### WHAT THE TASK REQUIRES
Only the lines holding the string "their" are needed. Copy each one.

### ENTRIES SUPPLIED
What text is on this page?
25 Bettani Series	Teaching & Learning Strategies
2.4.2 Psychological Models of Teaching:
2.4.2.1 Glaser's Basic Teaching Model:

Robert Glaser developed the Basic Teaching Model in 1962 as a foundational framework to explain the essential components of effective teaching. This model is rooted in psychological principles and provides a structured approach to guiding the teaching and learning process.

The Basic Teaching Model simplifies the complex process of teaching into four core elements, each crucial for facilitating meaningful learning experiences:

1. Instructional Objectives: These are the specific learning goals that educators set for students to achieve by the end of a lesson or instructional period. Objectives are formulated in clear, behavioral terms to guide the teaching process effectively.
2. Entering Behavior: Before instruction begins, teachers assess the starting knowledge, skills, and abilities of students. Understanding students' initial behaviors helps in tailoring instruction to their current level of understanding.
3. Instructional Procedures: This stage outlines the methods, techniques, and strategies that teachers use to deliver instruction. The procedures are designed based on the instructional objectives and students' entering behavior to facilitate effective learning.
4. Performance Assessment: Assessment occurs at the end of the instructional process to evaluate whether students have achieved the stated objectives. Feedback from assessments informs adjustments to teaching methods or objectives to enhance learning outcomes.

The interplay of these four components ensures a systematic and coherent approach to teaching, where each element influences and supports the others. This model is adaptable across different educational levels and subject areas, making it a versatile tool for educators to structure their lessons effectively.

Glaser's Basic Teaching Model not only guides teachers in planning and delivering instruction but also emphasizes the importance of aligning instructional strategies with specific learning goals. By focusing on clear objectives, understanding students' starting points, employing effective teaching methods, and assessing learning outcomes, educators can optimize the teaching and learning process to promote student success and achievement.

### THE REPLY
2. Entering Behavior: Before instruction begins, teachers assess the starting knowledge, skills, and abilities of students. Understanding students' initial behaviors helps in tailoring instruction to their current level of understanding.
The interplay of these four components ensures a systematic and coherent approach to teaching, where each element influences and supports the others. This model is adaptable across different educational levels and subject areas, making it a versatile tool for educators to structure their lessons effectively.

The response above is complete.